▶ [WHAT IS NEEDED] Write out every entry exactly as it stands.

▶ [STORED DATA]
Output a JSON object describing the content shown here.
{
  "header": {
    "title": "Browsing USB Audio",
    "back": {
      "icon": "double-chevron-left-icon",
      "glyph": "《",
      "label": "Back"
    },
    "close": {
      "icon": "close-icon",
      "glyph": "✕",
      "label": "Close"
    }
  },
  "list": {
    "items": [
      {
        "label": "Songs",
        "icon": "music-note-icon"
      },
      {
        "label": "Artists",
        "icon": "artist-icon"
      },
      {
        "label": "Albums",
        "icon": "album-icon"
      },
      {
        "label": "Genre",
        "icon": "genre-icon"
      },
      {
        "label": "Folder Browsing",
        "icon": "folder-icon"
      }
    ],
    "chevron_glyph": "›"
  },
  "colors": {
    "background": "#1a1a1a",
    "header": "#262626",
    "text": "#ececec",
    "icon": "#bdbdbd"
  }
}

▶ [WRITTEN REPLY]
Output a JSON object describing the content shown here.
{
  "header": {
    "title": "Browsing USB Audio",
    "back": {
      "icon": "double-chevron-left-icon",
      "glyph": "《",
      "label": "Back"
    },
    "close": {
      "icon": "close-icon",
      "glyph": "✕",
      "label": "Close"
    }
  },
  "list": {
    "items": [
      {
        "label": "Songs",
        "icon": "music-note-icon"
      },
      {
        "label": "Artists",
        "icon": "artist-icon"
      },
      {
        "label": "Albums",
        "icon": "album-icon"
      },
      {
        "label": "Genre",
        "icon": "genre-icon"
      },
      {
        "label": "Folder Browsing",
        "icon": "folder-icon"
      }
    ],
    "chevron_glyph": "›"
  },
  "colors": {
    "background": "#1a1a1a",
    "header": "#262626",
    "text": "#ececec",
    "icon": "#bdbdbd"
  }
}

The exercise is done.